**Requirements**
Pick out the lines below that include the string "user".

Collected data:
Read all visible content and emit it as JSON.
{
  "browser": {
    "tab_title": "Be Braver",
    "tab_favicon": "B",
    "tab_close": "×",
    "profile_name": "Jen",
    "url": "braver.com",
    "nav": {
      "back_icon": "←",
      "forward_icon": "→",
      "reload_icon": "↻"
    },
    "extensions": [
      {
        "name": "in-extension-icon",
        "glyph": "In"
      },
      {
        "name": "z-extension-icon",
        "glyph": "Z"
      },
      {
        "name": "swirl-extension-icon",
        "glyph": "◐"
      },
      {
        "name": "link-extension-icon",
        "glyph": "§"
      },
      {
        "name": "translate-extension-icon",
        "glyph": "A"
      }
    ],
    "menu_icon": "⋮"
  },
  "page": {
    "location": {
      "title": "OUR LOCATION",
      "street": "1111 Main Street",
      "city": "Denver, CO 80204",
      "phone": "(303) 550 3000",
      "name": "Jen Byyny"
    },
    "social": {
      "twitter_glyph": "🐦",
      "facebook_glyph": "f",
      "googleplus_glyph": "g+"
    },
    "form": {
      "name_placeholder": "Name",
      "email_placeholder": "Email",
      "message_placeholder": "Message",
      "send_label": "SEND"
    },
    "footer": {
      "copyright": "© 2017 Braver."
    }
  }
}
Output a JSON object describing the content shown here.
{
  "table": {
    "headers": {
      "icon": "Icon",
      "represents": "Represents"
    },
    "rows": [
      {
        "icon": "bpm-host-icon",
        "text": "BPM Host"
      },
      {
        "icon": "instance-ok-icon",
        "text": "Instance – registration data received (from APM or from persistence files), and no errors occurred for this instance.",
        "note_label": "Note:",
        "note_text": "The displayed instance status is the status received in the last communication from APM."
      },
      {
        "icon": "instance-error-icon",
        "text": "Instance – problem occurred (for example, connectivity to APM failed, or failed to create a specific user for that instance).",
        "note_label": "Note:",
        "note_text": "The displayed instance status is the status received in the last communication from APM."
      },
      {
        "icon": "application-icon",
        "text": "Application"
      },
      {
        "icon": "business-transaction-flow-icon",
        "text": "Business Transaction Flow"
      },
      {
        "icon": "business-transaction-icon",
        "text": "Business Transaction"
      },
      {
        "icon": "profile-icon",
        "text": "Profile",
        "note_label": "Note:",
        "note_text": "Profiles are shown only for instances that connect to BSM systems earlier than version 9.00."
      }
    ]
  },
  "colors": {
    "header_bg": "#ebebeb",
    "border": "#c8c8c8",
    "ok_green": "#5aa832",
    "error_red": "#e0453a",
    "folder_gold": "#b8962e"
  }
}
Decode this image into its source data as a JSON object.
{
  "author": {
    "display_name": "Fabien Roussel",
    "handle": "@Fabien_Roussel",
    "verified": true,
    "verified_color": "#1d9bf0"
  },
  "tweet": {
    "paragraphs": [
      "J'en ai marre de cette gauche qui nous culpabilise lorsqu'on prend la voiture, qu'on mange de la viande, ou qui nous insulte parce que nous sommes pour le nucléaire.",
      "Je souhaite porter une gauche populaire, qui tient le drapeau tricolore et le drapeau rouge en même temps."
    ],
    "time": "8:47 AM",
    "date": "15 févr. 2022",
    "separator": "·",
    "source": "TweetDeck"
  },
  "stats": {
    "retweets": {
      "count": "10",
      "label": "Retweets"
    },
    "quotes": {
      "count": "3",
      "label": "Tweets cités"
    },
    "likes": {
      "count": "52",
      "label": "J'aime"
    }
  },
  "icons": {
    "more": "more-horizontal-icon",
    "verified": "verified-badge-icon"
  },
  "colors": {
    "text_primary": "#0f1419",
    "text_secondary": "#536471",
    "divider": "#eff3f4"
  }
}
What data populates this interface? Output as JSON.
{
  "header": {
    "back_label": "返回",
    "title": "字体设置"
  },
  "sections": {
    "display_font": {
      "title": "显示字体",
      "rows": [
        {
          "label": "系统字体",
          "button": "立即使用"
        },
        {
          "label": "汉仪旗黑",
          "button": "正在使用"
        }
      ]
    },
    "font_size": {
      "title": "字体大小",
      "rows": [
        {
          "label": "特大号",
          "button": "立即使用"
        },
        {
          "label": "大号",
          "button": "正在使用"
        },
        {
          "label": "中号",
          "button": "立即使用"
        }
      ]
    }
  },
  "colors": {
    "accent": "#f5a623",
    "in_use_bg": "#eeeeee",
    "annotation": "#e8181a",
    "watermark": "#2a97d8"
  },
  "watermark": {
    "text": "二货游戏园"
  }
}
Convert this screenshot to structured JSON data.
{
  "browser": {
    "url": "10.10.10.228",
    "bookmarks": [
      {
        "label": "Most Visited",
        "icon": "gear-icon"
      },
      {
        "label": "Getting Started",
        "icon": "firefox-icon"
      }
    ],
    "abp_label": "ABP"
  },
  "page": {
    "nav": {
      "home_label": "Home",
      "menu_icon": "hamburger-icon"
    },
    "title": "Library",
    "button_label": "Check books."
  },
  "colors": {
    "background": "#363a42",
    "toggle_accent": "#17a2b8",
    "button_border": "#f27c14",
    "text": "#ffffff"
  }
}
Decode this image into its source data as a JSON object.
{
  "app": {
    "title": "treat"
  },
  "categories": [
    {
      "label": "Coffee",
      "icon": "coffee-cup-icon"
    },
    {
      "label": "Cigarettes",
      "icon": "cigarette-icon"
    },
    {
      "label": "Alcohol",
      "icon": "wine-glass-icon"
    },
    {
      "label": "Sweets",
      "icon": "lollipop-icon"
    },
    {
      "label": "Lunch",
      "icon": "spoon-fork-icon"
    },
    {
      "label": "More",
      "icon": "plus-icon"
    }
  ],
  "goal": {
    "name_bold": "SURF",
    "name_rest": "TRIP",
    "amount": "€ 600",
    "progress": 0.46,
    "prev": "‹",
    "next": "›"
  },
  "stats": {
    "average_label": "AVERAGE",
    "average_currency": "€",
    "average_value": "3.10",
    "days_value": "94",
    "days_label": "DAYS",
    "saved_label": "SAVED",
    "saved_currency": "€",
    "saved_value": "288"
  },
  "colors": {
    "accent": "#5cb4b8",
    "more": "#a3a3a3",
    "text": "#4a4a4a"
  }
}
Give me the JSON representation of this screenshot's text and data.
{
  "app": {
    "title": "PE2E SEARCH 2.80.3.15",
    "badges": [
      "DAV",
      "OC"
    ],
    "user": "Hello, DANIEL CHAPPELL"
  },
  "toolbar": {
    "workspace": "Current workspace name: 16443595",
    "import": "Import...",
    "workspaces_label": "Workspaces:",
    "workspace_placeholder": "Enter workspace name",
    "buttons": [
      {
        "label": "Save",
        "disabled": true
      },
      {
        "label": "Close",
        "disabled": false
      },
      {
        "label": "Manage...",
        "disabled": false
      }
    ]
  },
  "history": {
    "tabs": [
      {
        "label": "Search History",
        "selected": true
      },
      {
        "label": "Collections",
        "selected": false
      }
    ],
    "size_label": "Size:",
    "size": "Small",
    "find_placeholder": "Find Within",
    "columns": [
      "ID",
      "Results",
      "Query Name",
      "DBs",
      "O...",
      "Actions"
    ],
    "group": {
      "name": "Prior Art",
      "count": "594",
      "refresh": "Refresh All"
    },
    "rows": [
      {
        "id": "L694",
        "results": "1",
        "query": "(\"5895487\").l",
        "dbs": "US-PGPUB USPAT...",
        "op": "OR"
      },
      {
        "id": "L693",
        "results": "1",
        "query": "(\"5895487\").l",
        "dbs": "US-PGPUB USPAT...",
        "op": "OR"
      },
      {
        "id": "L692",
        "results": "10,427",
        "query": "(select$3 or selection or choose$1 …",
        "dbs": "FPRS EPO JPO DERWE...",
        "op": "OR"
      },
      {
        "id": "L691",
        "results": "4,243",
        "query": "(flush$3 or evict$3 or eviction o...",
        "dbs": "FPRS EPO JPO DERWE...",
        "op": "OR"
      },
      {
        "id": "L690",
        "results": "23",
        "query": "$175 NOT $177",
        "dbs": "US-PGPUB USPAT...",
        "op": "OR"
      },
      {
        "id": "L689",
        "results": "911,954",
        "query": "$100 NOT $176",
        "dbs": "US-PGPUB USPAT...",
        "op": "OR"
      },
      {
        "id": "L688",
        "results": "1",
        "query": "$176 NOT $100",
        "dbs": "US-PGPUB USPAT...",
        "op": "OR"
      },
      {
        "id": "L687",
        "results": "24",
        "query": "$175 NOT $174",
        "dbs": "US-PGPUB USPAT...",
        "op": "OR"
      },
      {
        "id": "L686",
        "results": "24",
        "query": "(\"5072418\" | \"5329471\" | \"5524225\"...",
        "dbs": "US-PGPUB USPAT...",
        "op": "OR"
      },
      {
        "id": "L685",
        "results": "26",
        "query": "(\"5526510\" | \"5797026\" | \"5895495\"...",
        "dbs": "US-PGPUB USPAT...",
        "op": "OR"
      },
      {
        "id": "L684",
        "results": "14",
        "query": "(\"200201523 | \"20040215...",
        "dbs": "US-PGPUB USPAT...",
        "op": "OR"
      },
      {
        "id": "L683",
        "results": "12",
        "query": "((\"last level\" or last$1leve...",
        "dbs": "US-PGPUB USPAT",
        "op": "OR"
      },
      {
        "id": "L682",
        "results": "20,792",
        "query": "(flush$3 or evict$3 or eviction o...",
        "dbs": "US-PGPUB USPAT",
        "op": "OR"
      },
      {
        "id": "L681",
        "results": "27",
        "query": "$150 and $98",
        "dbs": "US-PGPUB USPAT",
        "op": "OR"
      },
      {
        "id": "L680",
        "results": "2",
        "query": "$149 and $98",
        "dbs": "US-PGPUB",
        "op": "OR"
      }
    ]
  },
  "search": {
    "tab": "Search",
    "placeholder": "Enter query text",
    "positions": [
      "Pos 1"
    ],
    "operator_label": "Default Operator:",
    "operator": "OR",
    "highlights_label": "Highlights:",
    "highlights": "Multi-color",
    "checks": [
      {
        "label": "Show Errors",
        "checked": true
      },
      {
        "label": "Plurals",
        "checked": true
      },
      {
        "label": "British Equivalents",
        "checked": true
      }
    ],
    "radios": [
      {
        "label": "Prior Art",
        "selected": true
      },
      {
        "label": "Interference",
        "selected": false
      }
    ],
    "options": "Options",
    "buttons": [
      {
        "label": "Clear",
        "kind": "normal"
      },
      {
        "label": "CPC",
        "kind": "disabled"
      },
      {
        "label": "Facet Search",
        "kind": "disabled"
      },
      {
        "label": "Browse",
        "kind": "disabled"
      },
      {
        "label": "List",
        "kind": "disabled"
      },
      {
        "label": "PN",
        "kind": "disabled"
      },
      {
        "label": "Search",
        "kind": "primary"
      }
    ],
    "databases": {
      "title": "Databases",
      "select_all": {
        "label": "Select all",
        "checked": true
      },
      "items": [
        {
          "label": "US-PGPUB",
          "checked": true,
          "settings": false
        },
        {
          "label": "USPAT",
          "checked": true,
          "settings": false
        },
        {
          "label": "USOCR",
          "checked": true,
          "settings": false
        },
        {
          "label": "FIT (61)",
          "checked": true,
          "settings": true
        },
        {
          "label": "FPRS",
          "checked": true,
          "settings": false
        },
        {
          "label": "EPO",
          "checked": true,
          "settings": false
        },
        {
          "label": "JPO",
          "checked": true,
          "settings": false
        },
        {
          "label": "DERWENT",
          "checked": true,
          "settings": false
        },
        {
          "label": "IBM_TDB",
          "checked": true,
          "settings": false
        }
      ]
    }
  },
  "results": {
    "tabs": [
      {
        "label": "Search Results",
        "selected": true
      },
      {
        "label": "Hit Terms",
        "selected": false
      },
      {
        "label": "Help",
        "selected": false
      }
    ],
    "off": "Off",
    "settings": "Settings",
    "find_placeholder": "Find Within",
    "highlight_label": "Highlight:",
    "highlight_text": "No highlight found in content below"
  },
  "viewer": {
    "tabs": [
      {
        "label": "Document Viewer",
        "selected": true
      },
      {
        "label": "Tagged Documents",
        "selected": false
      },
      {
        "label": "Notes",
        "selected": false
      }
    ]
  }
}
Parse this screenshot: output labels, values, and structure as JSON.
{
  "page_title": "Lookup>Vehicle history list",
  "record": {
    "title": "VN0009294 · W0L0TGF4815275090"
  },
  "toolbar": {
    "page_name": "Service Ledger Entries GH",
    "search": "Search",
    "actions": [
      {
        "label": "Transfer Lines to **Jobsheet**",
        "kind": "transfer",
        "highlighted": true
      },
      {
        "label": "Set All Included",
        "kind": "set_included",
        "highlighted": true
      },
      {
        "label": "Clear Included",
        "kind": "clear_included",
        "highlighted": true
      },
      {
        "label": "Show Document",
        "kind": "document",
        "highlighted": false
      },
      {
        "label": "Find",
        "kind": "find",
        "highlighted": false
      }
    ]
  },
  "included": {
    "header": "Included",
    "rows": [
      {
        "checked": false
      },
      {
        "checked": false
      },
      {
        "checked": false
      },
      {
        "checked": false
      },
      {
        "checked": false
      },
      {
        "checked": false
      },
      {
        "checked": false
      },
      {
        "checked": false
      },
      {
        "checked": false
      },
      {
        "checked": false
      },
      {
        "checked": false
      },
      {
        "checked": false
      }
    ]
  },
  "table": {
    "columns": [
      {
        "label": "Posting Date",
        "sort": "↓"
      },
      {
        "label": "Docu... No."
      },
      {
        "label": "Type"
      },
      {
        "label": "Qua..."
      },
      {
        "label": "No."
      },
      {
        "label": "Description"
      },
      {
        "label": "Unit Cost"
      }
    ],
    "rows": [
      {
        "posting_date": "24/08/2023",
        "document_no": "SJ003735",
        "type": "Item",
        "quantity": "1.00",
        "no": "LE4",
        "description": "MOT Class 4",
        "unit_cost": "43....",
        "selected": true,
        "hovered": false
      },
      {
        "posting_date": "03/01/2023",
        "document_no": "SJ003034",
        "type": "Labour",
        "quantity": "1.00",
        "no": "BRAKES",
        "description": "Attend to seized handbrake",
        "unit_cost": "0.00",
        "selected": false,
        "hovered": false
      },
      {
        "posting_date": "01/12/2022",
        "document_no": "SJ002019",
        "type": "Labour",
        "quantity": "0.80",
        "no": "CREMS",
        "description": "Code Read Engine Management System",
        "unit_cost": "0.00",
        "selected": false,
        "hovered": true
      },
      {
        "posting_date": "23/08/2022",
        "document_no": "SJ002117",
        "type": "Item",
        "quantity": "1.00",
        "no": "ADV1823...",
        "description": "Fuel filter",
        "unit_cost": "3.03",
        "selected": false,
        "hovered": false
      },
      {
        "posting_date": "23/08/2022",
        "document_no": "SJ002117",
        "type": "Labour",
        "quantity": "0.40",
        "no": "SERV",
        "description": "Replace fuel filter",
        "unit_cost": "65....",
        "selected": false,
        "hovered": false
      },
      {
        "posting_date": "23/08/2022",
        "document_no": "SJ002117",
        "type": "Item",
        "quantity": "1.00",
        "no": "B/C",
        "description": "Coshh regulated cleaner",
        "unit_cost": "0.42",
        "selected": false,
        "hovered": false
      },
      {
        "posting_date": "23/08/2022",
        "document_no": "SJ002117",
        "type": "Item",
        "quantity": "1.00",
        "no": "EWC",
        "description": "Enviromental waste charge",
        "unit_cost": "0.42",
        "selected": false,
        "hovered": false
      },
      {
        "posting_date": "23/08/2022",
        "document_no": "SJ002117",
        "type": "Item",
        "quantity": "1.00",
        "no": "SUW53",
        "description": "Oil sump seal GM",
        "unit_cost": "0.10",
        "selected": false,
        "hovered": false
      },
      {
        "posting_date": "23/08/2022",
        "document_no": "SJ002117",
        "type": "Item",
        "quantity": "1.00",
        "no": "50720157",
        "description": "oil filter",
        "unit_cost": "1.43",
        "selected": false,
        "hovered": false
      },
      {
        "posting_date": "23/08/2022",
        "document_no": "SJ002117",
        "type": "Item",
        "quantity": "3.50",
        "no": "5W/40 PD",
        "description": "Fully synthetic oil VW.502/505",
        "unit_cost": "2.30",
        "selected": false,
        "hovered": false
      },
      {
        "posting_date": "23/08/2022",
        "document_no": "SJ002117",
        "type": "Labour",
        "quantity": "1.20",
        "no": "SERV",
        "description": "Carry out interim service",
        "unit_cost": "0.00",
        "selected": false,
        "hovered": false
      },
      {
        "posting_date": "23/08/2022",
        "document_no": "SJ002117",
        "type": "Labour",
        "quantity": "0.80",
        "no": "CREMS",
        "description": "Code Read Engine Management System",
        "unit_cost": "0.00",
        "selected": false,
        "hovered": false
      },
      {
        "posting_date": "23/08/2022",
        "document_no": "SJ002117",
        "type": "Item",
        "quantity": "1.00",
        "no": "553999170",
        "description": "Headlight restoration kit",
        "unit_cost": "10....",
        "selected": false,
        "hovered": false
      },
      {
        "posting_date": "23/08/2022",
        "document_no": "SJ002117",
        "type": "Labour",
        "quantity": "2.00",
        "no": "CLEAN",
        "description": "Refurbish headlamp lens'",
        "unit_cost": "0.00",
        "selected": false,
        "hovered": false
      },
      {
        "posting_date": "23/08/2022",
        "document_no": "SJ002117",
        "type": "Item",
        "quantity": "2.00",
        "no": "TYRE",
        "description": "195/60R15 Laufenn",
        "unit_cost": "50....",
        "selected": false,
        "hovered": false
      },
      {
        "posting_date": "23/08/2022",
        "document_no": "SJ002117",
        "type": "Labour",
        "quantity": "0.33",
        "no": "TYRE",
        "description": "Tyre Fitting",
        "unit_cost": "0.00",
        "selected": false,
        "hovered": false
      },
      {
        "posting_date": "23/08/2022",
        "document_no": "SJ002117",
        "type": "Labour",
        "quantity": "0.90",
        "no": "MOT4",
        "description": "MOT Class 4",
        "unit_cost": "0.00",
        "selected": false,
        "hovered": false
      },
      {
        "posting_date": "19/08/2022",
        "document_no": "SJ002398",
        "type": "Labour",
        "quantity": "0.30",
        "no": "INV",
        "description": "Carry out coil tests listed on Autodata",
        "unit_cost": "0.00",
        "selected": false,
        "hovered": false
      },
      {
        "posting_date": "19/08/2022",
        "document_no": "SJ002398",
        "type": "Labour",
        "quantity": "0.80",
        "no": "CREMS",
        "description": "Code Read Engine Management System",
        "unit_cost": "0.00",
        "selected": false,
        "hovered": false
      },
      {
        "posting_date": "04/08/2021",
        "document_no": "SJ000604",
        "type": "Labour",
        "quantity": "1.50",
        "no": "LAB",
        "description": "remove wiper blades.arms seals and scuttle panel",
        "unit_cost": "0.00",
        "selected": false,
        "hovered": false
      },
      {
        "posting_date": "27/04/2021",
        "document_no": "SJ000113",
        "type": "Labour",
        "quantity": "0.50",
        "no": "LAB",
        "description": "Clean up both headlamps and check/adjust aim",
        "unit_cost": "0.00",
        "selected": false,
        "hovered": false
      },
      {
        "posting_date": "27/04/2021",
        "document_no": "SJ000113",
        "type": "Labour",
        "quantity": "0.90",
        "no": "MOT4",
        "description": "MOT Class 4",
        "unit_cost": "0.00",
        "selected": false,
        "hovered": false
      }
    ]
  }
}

**Exercise answer**
        "text": "Instance – problem occurred (for example, connectivity to APM failed, or failed to create a specific user for that instance).",
    "user": "Hello, DANIEL CHAPPELL"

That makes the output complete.